▶ **RECORD EXCERPTS**

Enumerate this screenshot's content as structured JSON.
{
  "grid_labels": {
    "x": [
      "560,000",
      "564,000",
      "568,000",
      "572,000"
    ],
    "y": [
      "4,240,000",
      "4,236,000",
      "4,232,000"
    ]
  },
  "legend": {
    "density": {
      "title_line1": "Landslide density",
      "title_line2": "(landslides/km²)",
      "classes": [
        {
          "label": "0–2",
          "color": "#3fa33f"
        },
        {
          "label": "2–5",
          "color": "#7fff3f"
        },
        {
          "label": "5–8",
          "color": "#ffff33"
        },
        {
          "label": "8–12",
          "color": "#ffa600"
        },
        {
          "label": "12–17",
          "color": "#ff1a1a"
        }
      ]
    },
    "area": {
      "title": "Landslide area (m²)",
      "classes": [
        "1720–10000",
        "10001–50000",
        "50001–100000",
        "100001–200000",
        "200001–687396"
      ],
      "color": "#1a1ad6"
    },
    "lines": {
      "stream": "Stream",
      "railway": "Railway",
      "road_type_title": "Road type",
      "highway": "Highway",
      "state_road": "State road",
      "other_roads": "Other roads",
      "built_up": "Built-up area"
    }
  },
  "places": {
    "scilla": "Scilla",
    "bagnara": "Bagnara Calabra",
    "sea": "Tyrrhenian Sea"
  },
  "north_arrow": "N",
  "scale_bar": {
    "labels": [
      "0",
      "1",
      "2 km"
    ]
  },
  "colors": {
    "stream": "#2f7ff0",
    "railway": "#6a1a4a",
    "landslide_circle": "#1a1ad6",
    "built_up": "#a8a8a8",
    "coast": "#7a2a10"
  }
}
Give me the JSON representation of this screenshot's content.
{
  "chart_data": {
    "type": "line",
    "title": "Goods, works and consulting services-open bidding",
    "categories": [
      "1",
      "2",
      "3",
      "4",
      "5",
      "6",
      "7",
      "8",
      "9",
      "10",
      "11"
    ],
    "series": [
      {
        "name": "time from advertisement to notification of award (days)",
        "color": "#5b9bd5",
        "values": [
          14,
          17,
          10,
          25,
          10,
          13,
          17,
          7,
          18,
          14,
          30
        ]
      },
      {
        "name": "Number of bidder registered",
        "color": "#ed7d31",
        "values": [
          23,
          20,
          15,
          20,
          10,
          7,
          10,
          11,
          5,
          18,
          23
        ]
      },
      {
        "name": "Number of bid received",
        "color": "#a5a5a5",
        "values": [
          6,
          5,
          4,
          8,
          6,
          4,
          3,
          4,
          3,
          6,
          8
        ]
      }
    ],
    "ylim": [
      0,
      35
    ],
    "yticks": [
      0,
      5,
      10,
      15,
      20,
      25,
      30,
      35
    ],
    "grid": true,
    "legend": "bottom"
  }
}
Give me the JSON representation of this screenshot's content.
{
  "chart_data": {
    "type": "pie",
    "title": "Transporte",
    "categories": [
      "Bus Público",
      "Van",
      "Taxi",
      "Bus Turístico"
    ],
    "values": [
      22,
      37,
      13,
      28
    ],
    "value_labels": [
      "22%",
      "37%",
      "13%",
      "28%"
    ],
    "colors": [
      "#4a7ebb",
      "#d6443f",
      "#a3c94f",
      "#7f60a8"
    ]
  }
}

▶ **GIVEN EXERCISE**
Transcribe every entry exactly.

▶ **WRITTEN SOLUTION**
Enumerate this screenshot's content as structured JSON.
{
  "grid_labels": {
    "x": [
      "560,000",
      "564,000",
      "568,000",
      "572,000"
    ],
    "y": [
      "4,240,000",
      "4,236,000",
      "4,232,000"
    ]
  },
  "legend": {
    "density": {
      "title_line1": "Landslide density",
      "title_line2": "(landslides/km²)",
      "classes": [
        {
          "label": "0–2",
          "color": "#3fa33f"
        },
        {
          "label": "2–5",
          "color": "#7fff3f"
        },
        {
          "label": "5–8",
          "color": "#ffff33"
        },
        {
          "label": "8–12",
          "color": "#ffa600"
        },
        {
          "label": "12–17",
          "color": "#ff1a1a"
        }
      ]
    },
    "area": {
      "title": "Landslide area (m²)",
      "classes": [
        "1720–10000",
        "10001–50000",
        "50001–100000",
        "100001–200000",
        "200001–687396"
      ],
      "color": "#1a1ad6"
    },
    "lines": {
      "stream": "Stream",
      "railway": "Railway",
      "road_type_title": "Road type",
      "highway": "Highway",
      "state_road": "State road",
      "other_roads": "Other roads",
      "built_up": "Built-up area"
    }
  },
  "places": {
    "scilla": "Scilla",
    "bagnara": "Bagnara Calabra",
    "sea": "Tyrrhenian Sea"
  },
  "north_arrow": "N",
  "scale_bar": {
    "labels": [
      "0",
      "1",
      "2 km"
    ]
  },
  "colors": {
    "stream": "#2f7ff0",
    "railway": "#6a1a4a",
    "landslide_circle": "#1a1ad6",
    "built_up": "#a8a8a8",
    "coast": "#7a2a10"
  }
}
Give me the JSON representation of this screenshot's content.
{
  "chart_data": {
    "type": "line",
    "title": "Goods, works and consulting services-open bidding",
    "categories": [
      "1",
      "2",
      "3",
      "4",
      "5",
      "6",
      "7",
      "8",
      "9",
      "10",
      "11"
    ],
    "series": [
      {
        "name": "time from advertisement to notification of award (days)",
        "color": "#5b9bd5",
        "values": [
          14,
          17,
          10,
          25,
          10,
          13,
          17,
          7,
          18,
          14,
          30
        ]
      },
      {
        "name": "Number of bidder registered",
        "color": "#ed7d31",
        "values": [
          23,
          20,
          15,
          20,
          10,
          7,
          10,
          11,
          5,
          18,
          23
        ]
      },
      {
        "name": "Number of bid received",
        "color": "#a5a5a5",
        "values": [
          6,
          5,
          4,
          8,
          6,
          4,
          3,
          4,
          3,
          6,
          8
        ]
      }
    ],
    "ylim": [
      0,
      35
    ],
    "yticks": [
      0,
      5,
      10,
      15,
      20,
      25,
      30,
      35
    ],
    "grid": true,
    "legend": "bottom"
  }
}
Give me the JSON representation of this screenshot's content.
{
  "chart_data": {
    "type": "pie",
    "title": "Transporte",
    "categories": [
      "Bus Público",
      "Van",
      "Taxi",
      "Bus Turístico"
    ],
    "values": [
      22,
      37,
      13,
      28
    ],
    "value_labels": [
      "22%",
      "37%",
      "13%",
      "28%"
    ],
    "colors": [
      "#4a7ebb",
      "#d6443f",
      "#a3c94f",
      "#7f60a8"
    ]
  }
}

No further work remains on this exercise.